◆ Task prompt ◆
In the listing below, identify each line with the word "Example" and return those lines.

** Begin Entries provided **

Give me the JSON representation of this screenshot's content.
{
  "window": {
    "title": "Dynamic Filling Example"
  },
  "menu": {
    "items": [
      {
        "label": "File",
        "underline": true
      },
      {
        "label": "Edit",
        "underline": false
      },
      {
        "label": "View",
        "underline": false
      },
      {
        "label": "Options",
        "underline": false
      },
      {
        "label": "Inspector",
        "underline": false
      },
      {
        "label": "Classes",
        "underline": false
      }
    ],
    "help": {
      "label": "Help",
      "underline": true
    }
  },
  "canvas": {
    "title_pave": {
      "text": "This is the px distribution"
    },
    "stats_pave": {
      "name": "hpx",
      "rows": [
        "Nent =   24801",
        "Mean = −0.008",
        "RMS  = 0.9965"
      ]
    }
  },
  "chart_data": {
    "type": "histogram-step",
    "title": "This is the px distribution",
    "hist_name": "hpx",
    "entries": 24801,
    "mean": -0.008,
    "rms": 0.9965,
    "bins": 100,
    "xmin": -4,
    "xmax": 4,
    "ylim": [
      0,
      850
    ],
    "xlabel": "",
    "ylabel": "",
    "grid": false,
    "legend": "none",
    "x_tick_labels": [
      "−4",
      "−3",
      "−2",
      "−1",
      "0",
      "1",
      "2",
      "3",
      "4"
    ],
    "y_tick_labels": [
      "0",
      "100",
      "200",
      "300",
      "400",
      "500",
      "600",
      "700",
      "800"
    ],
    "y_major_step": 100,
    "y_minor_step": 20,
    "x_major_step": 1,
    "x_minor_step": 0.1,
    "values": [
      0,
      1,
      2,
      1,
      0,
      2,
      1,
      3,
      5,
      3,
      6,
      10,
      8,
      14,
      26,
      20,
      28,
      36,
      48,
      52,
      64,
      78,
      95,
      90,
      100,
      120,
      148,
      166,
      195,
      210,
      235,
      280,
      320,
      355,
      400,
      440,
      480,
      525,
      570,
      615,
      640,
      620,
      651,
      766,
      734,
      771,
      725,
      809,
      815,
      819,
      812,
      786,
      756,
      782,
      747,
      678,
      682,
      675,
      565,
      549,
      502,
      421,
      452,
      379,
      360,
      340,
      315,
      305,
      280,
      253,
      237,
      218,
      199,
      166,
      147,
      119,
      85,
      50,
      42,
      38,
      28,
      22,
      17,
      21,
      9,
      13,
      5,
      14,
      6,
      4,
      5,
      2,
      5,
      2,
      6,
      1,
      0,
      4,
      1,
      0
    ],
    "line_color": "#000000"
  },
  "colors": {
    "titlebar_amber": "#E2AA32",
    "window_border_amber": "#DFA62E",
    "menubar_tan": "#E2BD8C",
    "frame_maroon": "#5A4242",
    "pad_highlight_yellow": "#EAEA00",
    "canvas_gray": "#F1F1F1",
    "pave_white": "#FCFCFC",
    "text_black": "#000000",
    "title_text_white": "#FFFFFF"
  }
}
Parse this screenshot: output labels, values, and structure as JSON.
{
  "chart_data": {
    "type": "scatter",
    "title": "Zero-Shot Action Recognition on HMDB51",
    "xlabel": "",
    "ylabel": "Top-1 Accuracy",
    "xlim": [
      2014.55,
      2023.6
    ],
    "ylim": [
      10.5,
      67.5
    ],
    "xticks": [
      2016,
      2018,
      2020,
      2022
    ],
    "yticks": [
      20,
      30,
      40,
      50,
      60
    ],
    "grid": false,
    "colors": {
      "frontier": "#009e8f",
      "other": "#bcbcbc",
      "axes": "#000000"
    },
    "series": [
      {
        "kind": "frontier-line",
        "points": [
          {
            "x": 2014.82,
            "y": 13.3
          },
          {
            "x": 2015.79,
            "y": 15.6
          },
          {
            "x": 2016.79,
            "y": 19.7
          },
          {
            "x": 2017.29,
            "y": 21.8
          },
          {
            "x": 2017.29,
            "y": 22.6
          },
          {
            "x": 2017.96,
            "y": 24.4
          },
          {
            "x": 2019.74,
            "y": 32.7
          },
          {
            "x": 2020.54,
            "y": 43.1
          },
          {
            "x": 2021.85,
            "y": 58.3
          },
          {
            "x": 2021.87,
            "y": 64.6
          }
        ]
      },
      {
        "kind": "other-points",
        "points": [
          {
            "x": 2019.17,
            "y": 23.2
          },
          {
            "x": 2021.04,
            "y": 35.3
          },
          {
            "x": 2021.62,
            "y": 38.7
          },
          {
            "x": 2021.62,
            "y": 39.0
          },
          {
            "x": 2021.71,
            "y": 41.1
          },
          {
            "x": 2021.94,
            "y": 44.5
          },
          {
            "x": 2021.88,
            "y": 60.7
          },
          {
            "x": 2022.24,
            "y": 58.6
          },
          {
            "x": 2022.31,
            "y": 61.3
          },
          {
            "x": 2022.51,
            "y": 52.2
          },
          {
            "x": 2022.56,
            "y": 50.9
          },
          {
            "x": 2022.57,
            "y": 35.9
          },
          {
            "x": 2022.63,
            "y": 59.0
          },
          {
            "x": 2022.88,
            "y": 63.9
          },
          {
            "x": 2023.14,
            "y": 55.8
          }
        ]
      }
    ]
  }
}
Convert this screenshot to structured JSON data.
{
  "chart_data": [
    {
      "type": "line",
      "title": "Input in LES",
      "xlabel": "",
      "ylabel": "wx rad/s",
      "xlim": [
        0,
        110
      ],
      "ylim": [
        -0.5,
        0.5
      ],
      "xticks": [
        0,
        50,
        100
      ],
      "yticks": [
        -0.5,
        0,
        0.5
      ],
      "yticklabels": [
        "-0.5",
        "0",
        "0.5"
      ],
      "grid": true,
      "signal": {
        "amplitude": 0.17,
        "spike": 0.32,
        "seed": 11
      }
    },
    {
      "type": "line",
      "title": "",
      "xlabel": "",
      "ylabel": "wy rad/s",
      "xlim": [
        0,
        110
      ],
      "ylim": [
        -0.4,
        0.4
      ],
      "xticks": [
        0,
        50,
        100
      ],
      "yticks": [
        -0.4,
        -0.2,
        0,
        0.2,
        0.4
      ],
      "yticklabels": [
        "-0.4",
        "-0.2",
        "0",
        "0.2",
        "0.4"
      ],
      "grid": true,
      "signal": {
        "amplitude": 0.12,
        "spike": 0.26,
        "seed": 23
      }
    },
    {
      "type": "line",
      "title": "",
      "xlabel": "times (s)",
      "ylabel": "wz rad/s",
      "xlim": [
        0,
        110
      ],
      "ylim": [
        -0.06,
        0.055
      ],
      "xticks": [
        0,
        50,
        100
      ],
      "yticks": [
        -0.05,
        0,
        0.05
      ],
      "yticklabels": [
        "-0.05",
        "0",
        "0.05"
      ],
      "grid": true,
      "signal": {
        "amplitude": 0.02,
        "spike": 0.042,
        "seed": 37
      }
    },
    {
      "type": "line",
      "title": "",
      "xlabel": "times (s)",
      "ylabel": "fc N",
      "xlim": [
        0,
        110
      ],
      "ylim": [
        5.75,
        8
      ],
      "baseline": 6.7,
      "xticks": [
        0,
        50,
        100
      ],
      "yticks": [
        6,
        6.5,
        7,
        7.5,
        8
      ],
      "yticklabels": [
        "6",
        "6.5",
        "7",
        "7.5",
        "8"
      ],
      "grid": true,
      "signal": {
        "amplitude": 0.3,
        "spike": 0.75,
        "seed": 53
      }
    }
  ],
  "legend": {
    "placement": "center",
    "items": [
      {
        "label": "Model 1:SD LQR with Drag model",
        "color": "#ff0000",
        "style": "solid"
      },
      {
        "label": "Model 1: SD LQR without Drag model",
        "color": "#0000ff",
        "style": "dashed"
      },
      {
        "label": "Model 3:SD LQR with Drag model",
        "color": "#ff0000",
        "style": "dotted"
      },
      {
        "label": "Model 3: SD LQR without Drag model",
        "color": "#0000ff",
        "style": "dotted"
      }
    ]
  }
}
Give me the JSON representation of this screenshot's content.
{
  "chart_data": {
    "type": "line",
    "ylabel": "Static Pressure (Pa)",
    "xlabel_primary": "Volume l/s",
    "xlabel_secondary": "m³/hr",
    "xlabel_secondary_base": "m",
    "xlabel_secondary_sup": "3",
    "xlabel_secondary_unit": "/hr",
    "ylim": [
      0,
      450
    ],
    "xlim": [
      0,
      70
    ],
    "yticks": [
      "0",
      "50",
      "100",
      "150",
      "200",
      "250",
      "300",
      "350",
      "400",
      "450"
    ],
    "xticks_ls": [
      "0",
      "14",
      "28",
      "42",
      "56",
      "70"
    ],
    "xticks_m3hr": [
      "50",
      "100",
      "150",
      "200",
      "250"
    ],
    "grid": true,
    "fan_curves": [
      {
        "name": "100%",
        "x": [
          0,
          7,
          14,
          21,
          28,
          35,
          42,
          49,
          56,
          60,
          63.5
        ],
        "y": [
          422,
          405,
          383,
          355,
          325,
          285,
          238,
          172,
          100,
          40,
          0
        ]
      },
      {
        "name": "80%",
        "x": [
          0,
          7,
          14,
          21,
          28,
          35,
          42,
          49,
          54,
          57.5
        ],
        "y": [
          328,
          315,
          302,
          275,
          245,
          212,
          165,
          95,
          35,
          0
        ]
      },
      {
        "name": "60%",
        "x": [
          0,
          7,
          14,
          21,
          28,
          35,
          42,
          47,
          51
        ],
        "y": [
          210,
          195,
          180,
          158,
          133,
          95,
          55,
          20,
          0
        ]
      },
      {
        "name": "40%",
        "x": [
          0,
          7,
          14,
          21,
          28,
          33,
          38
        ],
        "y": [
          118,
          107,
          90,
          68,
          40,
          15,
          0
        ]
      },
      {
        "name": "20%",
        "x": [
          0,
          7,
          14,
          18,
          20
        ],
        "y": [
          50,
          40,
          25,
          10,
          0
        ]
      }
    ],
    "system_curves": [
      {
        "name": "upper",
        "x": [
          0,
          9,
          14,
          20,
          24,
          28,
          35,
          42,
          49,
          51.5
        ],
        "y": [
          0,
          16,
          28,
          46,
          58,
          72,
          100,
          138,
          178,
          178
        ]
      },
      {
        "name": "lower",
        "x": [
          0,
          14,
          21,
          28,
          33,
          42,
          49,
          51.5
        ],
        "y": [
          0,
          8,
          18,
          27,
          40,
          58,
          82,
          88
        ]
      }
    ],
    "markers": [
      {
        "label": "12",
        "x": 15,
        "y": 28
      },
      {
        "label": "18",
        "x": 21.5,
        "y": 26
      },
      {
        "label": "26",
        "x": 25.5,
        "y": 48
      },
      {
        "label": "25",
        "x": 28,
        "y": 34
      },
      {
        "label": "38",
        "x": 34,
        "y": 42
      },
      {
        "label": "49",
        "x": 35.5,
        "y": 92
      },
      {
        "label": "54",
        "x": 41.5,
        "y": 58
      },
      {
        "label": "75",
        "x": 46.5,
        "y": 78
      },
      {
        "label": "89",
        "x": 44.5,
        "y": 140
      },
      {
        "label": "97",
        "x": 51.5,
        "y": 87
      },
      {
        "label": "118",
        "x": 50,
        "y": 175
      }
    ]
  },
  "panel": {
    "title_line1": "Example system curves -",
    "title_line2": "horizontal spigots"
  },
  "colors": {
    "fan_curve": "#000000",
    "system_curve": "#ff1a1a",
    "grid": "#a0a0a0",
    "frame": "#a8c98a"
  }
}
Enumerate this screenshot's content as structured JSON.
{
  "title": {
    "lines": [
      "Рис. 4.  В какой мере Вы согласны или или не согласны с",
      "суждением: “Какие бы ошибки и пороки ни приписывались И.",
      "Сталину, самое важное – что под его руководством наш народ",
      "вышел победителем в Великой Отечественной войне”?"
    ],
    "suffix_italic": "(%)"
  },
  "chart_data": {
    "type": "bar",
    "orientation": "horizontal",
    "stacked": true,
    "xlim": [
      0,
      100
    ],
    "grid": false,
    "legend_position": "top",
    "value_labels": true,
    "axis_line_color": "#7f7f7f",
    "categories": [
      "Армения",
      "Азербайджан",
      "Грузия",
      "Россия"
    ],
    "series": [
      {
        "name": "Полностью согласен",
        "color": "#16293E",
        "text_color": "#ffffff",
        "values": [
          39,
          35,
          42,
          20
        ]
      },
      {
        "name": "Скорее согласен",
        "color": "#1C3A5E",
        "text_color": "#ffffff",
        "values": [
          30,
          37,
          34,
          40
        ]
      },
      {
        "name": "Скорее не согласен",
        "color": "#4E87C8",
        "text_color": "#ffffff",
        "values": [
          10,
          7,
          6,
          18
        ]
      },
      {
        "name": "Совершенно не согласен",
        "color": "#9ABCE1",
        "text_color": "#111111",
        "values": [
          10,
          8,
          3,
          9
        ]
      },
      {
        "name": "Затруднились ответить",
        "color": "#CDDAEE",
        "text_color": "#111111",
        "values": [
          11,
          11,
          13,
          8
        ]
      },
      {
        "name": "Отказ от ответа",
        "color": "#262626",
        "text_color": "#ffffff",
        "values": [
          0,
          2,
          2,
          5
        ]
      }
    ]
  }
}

** End Entries provided **

◆ Result for this task ◆
    "title": "Dynamic Filling Example"
    "title_line1": "Example system curves -",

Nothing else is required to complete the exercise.